Offensive für mehr Mitbestimmung

Vorschläge des DGB für ein Betriebsverfassungsgesetz des 21. Jahrhundert
Bis Ende Mai finden in rund 28.000 Betrieben in Deutschland Betriebsratswahlen statt. 180.000 Betriebsratsmitglieder werden gewählt. Die Grundlage dafür bildet das Betriebsverfassungsgesetz (BetrVG) in seiner reformierten Fassung von 1972. Das sieben Jahrzehnte alte Betriebsverfassungsgesetz wird den Anforderungen, die heute an die Akteure der betrieblichen Mitbestimmung gestellt werden, nicht mehr gerecht.
Aus diesem Grund haben die DGB-Gewerkschaften eine Offensive für mehr Mitbestimmung gestartet. Die fortschreitende Digitalisierung der Arbeitswelt, der Einsatz künstlicher Intelligenz in allen Bereichen der Wertschöpfung, der Ausbau der Plattformökonomie und die Transformation weiter Bereiche der Wirtschaft, gerade auch vor dem Hintergrund der Erhaltung der Umwelt und der Verbesserung der Ressourceneffizienz, stellen massive Herausforderungen für die Betriebe und damit die Interessenvertreter*innen der abhängig Beschäftigten dar. Beschäftigung und Qualifizierung, Arbeitszeit und Arbeitsweise, Arbeits- und Gesundheitsschutz, Datenschutz und Persönlichkeitsrechte der Beschäftigten sowie Gleichstellungsfragen stellen sich heute neu bzw. in veränderter Form. Bei vielen der aktuellen Herausforderungen in den Betrieben haben Betriebsräte nur Informations- und Beratungsrechte.

=-=-=-=-=

Arbeitsauftrag A:
Wie viele Betriebsratsmitglieder werden laut dem Textauszug zur DGB-Mitbestimmungsoffensive gewählt?
Arbeitsauftrag B:
Setze den Textauszug zur DGB-Offensive für mehr Mitbestimmung nach seinem letzten Satz fort.

Einträge des Layout-Datensatzes
=-=-=-=-=

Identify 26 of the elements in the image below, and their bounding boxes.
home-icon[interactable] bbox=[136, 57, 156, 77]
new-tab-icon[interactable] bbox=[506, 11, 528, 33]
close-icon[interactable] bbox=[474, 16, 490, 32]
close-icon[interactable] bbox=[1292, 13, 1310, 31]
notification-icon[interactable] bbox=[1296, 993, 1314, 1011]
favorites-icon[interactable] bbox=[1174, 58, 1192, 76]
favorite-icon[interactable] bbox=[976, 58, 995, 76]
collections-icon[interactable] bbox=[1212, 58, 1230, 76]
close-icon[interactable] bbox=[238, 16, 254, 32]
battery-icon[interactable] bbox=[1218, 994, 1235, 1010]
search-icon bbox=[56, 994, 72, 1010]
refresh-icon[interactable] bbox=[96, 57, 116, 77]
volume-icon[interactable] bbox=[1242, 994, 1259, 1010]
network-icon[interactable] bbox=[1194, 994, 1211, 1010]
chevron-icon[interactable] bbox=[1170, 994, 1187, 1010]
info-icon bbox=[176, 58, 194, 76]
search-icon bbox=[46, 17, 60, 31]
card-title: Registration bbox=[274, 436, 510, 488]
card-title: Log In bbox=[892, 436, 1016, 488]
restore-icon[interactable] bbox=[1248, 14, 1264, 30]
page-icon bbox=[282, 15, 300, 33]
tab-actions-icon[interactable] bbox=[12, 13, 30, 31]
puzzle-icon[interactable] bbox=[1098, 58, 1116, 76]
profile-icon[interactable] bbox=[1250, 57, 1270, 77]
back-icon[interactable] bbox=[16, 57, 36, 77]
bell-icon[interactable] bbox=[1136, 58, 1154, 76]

=-=-=-=-=

Ergebnis A:
180.000 Betriebsratsmitglieder.

Ergebnis B:
Die geschichtlichen Kämpfe um die Mitbestimmung der Lohnabhängigen machen deutlich: Es ging immer um Machtfragen und um tiefgreifende gesellschaftspolitische Auseinandersetzungen zur Durchsetzung demokratischer Rechte. Nach der Revolution im November 1918 wurde die Mitbestimmung der arbeitenden Menschen 1919 zuerst im sogenannten »Räte-Artikel 165« verankert und schließlich 1920 in der Weimarer Republik im Betriebsrätegesetz rechtlich umgesetzt. Die Betriebsräte wurden als gesetzlich reguliertes Gegenmodell zur gewerkschaftlichen Vertretung aller Beschäftigten über Betriebsgrenzen hinweg geschaffen. Die Belegschaftsvertretungen wurden zur Loyalität gegenüber dem Betrieb verpflichtet, was bis in die heutigen Tage gilt, zur »vertrauensvollen Zusammenarbeit« mit dem Management. Auf die Spitze getrieben wurde dies in der Verordnung einer »Betriebsgemeinschaft, die die Nationalsozialisten mit der Beseitigung das Betriebsrätegesetz 1933 und dem ein Jahr später erlassenen »Gesetz zur Ordnung der nationalen Arbeit« (AOG) vollendeten. In der »völkischen Arbeitsgemeinschaft« wurde der Unternehmer zum Führer des Betriebes, die Belegschaft zur Gefolgschaft.
In der Stunde nach dem Sieg über den Faschismus knüpften die gewerkschaftlichen Interessenvertreter an das Betriebsrätegesetz von 1920 an. Sie forderten u.a. Informationsrechte, Mitbestimmung bei Einstellungen und Entlassungen und in wirtschaftlichen Angelegenheiten. Eine demokratisierte Wirtschaftsordnung sollte die Basis für eine demokratische Gesellschaftsordnung bilden. Dazu bedurfte es einer Betriebsverfassung, die den Betriebsräten weitgehende Mitbestimmungsrechte in personellen und wirtschaftlichen Fragen einräumte.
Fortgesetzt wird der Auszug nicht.